Panasonic – Backlight Scanning
Panasonic is open about its backlight scanning, with statements from the manufacturer claiming that the Backlight Scanning technology minimizes flicker, even in high-speed action images to give smooth viewing. The 120 Hz/240 Backlight blinking technology also promises to improve clarity, contrast, and sharpness, with virtually no image blur.
Samsung - CMR
Samsung takes a more creative marketing approach; instead of using the ‘480 Hz’ claim, they have CRM (Clear Motion Rate). The CMR takes into consideration the three basic factors that influence motion clarity namely: image processor speed, panel refresh rate and backlight technology. This means that a TV with a 240 CMR may have a 120 HZ panel, a scanning backlight and an average processor. Therefore, there is no guarantee that a TV set with a CMR of 240 could come with a 240 Hz panel.
Sharp – AquoMotion
Sharp is quite honest with its specs specification; however, their backlight scanning technology multiplies the refresh rate to give you smooth images during fast-moving action and sports. For example, AquoMotion 960 quadruples the refresh rate while the AquoMotion 480 backlight scanning technology doubles the refresh rate, which means your screen features a 240 Hz screen in both cases.
Sony – Motion Flow
Sony claims to improve picture clarity during fast action by taking the image viewing experience beyond the refresh rates by quadrupling the motion effect so that you can enjoy the action as if you were present.
Toshiba – ClearScan and ClearFrame
Toshiba’s marketing messages cover very little detail about is ClearFrame and ClearScan technology. Both the ClearFrame and ClearScan technologies improve clarity significantly, without affecting the flicker and the brightness of the image. TV lovers who prefer a film look can choose the 5:5 pull down option available with the ClearScan 240 Hz.
Vizio – SPS
Vizio’s SPS (Scenes Per Second) offers 120 Hz technology together with scanning backlight for high quality detail. This essentially means that the "240 Hz SPS" refers to a 120 Hz TV with a scanning backlight.
A plasma TV does not feature a TV refresh rate that compares equally with an LCD. For example, you will see claims of 600 Hz; however, they do not compare directly to the 120 and 240 Hz refresh rates mentioned above. Producing LCDs with a higher TV refresh rate is significantly more expensive, forcing manufacturers to get creative about including higher numbers in their marketing.
OLED TVs have a 120Hz refresh rate but since OLEDs are solid state emissive devices, the have very fast response times, sometimes 10 times faster than LCDs. As a result, there is virtually no motion lag or trailer effect and no visible Motion Blur.
You will rarely find the actual TV refresh rate mentioned on your TV set. However, most online reviews and some listings will include the actual refresh rate of every panel available.
While buying your next TV set, do not go by the manufacturer’s refresh rate claim. While the different interpretations of the refresh rate can help resolve motion blur, it does not mean the same as increasing the refresh rate. Make an informed decision by going through available resources to find out the true refresh rate and other technologies that help improve overall picture quality.

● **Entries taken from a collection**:
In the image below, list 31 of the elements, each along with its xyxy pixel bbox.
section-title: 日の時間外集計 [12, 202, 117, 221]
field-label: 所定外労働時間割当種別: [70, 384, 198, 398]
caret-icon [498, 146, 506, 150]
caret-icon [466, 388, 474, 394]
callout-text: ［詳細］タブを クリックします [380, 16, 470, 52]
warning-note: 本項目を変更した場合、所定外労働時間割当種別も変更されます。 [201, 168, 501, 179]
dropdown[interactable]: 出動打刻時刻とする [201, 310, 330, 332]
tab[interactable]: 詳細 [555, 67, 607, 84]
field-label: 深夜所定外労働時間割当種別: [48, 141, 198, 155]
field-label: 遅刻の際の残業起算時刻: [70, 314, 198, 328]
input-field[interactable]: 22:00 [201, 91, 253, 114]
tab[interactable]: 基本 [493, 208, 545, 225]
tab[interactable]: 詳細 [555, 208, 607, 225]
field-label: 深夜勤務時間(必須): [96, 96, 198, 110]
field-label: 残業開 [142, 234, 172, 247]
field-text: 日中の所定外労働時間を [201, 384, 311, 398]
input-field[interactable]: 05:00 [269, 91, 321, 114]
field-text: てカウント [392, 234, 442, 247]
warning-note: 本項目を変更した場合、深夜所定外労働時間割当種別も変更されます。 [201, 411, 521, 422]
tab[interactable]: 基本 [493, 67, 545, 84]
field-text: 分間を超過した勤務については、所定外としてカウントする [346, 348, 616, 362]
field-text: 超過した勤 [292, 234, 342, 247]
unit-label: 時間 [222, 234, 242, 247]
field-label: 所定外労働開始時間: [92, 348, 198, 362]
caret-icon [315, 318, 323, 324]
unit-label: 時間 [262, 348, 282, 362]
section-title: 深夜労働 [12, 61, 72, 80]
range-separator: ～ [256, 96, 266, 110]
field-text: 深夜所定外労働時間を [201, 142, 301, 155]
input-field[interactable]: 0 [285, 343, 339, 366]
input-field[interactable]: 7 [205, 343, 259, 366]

● **USING THE INFORMATION**:
**1)** Reproduce the part of the refresh-rate text between "A plasma TV" and "visible Motion Blur.", inclusive, word for word.
**2)** Name every TV manufacturer that has its own heading in the refresh-rate text.
**3)** Explain why OLED TVs show no visible motion blur, according to the refresh-rate text.

● **ANSWERS FOR EACH ITEM**:
**1)**
A plasma TV does not feature a TV refresh rate that compares equally with an LCD. For example, you will see claims of 600 Hz; however, they do not compare directly to the 120 and 240 Hz refresh rates mentioned above. Producing LCDs with a higher TV refresh rate is significantly more expensive, forcing manufacturers to get creative about including higher numbers in their marketing.
OLED TVs have a 120Hz refresh rate but since OLEDs are solid state emissive devices, the have very fast response times, sometimes 10 times faster than LCDs. As a result, there is virtually no motion lag or trailer effect and no visible Motion Blur.

**2)** Panasonic, Samsung, Sharp, Sony, Toshiba, Vizio

**3)** OLEDs are solid state emissive devices, so they have very fast response times, sometimes 10 times faster than LCDs. As a result, there is virtually no motion lag or trailer effect and no visible motion blur.